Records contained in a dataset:
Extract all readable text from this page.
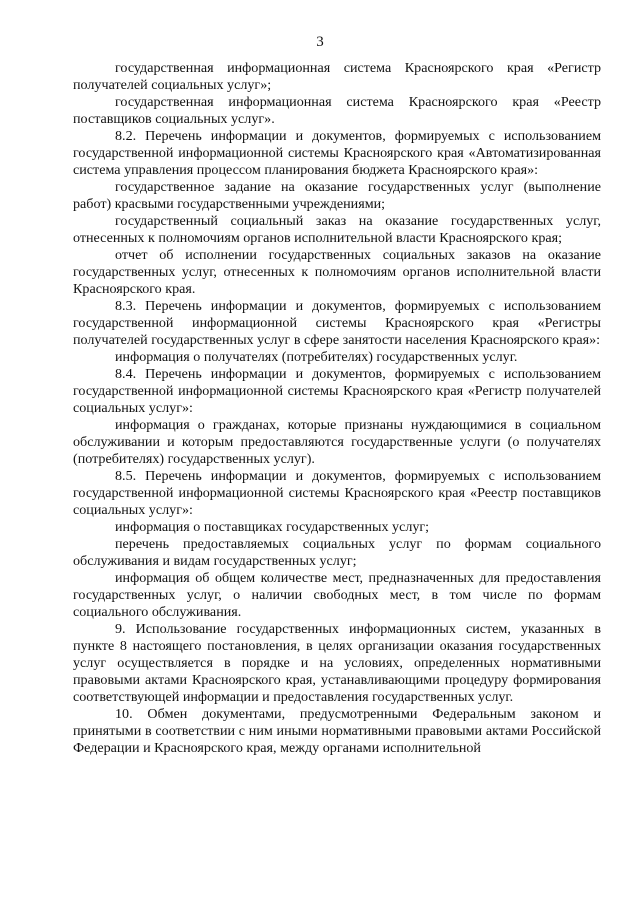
3

государственная информационная система Красноярского края «Регистр получателей социальных услуг»;

государственная информационная система Красноярского края «Реестр поставщиков социальных услуг».

8.2. Перечень информации и документов, формируемых с использованием государственной информационной системы Красноярского края «Автоматизированная система управления процессом планирования бюджета Красноярского края»:

государственное задание на оказание государственных услуг (выполнение работ) красвыми государственными учреждениями;

государственный социальный заказ на оказание государственных услуг, отнесенных к полномочиям органов исполнительной власти Красноярского края;

отчет об исполнении государственных социальных заказов на оказание государственных услуг, отнесенных к полномочиям органов исполнительной власти Красноярского края.

8.3. Перечень информации и документов, формируемых с использованием государственной информационной системы Красноярского края «Регистры получателей государственных услуг в сфере занятости населения Красноярского края»:

информация о получателях (потребителях) государственных услуг.

8.4. Перечень информации и документов, формируемых с использованием государственной информационной системы Красноярского края «Регистр получателей социальных услуг»:

информация о гражданах, которые признаны нуждающимися в социальном обслуживании и которым предоставляются государственные услуги (о получателях (потребителях) государственных услуг).

8.5. Перечень информации и документов, формируемых с использованием государственной информационной системы Красноярского края «Реестр поставщиков социальных услуг»:

информация о поставщиках государственных услуг;

перечень предоставляемых социальных услуг по формам социального обслуживания и видам государственных услуг;

информация об общем количестве мест, предназначенных для предоставления государственных услуг, о наличии свободных мест, в том числе по формам социального обслуживания.

9. Использование государственных информационных систем, указанных в пункте 8 настоящего постановления, в целях организации оказания государственных услуг осуществляется в порядке и на условиях, определенных нормативными правовыми актами Красноярского края, устанавливающими процедуру формирования соответствующей информации и предоставления государственных услуг.

10. Обмен документами, предусмотренными Федеральным законом и принятыми в соответствии с ним иными нормативными правовыми актами Российской Федерации и Красноярского края, между органами исполнительной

AIM OF THE TASK
Give the data above again in full and unchanged, skipping the pictures.

WRITTEN ANSWER
Extract all readable text from this page.
3

государственная информационная система Красноярского края «Регистр получателей социальных услуг»;

государственная информационная система Красноярского края «Реестр поставщиков социальных услуг».

8.2. Перечень информации и документов, формируемых с использованием государственной информационной системы Красноярского края «Автоматизированная система управления процессом планирования бюджета Красноярского края»:

государственное задание на оказание государственных услуг (выполнение работ) красвыми государственными учреждениями;

государственный социальный заказ на оказание государственных услуг, отнесенных к полномочиям органов исполнительной власти Красноярского края;

отчет об исполнении государственных социальных заказов на оказание государственных услуг, отнесенных к полномочиям органов исполнительной власти Красноярского края.

8.3. Перечень информации и документов, формируемых с использованием государственной информационной системы Красноярского края «Регистры получателей государственных услуг в сфере занятости населения Красноярского края»:

информация о получателях (потребителях) государственных услуг.

8.4. Перечень информации и документов, формируемых с использованием государственной информационной системы Красноярского края «Регистр получателей социальных услуг»:

информация о гражданах, которые признаны нуждающимися в социальном обслуживании и которым предоставляются государственные услуги (о получателях (потребителях) государственных услуг).

8.5. Перечень информации и документов, формируемых с использованием государственной информационной системы Красноярского края «Реестр поставщиков социальных услуг»:

информация о поставщиках государственных услуг;

перечень предоставляемых социальных услуг по формам социального обслуживания и видам государственных услуг;

информация об общем количестве мест, предназначенных для предоставления государственных услуг, о наличии свободных мест, в том числе по формам социального обслуживания.

9. Использование государственных информационных систем, указанных в пункте 8 настоящего постановления, в целях организации оказания государственных услуг осуществляется в порядке и на условиях, определенных нормативными правовыми актами Красноярского края, устанавливающими процедуру формирования соответствующей информации и предоставления государственных услуг.

10. Обмен документами, предусмотренными Федеральным законом и принятыми в соответствии с ним иными нормативными правовыми актами Российской Федерации и Красноярского края, между органами исполнительной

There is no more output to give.